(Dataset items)
- - - - -

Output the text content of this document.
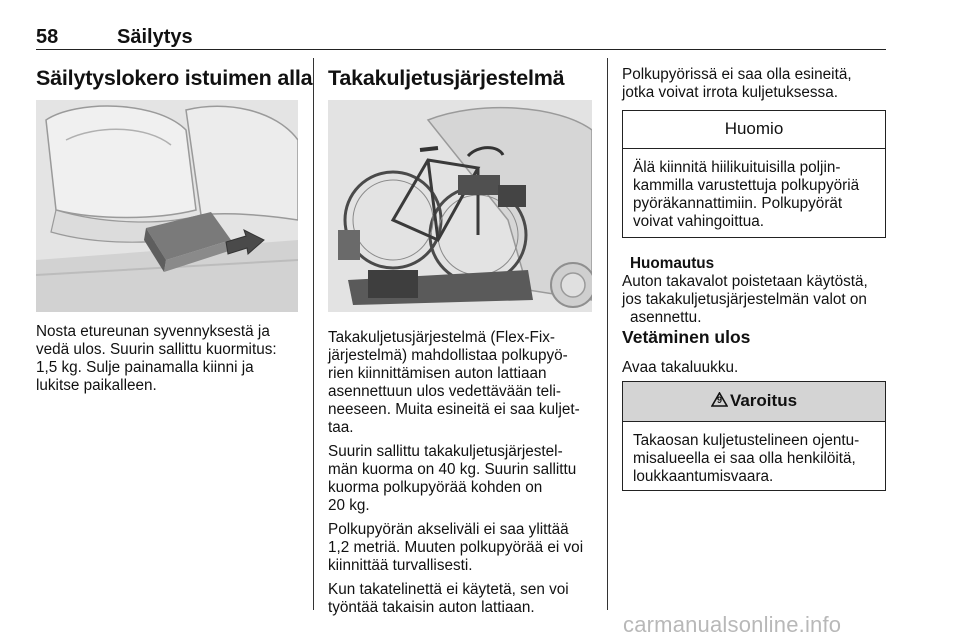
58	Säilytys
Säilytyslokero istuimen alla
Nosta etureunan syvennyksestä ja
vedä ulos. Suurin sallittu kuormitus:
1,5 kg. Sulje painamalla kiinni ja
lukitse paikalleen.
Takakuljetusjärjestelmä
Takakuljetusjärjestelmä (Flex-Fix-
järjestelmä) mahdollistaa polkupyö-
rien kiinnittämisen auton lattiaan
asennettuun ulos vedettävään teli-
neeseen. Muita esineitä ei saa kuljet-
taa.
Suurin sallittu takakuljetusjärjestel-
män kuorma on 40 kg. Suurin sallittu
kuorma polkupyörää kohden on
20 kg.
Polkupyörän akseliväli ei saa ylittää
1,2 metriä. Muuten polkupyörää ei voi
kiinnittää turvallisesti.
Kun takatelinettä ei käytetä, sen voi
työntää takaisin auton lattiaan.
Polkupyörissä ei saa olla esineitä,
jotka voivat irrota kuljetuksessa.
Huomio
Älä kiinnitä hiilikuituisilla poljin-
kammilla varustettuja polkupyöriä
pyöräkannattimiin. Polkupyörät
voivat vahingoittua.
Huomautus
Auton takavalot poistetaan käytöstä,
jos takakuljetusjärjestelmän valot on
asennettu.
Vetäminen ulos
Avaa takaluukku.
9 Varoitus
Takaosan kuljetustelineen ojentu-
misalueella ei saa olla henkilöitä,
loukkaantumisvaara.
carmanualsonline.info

- - - - -

Copy each line in full and exactly, omitting any picture.

#### Written answer
Output the text content of this document.
58	Säilytys
Säilytyslokero istuimen alla
Nosta etureunan syvennyksestä ja
vedä ulos. Suurin sallittu kuormitus:
1,5 kg. Sulje painamalla kiinni ja
lukitse paikalleen.
Takakuljetusjärjestelmä
Takakuljetusjärjestelmä (Flex-Fix-
järjestelmä) mahdollistaa polkupyö-
rien kiinnittämisen auton lattiaan
asennettuun ulos vedettävään teli-
neeseen. Muita esineitä ei saa kuljet-
taa.
Suurin sallittu takakuljetusjärjestel-
män kuorma on 40 kg. Suurin sallittu
kuorma polkupyörää kohden on
20 kg.
Polkupyörän akseliväli ei saa ylittää
1,2 metriä. Muuten polkupyörää ei voi
kiinnittää turvallisesti.
Kun takatelinettä ei käytetä, sen voi
työntää takaisin auton lattiaan.
Polkupyörissä ei saa olla esineitä,
jotka voivat irrota kuljetuksessa.
Huomio
Älä kiinnitä hiilikuituisilla poljin-
kammilla varustettuja polkupyöriä
pyöräkannattimiin. Polkupyörät
voivat vahingoittua.
Huomautus
Auton takavalot poistetaan käytöstä,
jos takakuljetusjärjestelmän valot on
asennettu.
Vetäminen ulos
Avaa takaluukku.
9 Varoitus
Takaosan kuljetustelineen ojentu-
misalueella ei saa olla henkilöitä,
loukkaantumisvaara.
carmanualsonline.info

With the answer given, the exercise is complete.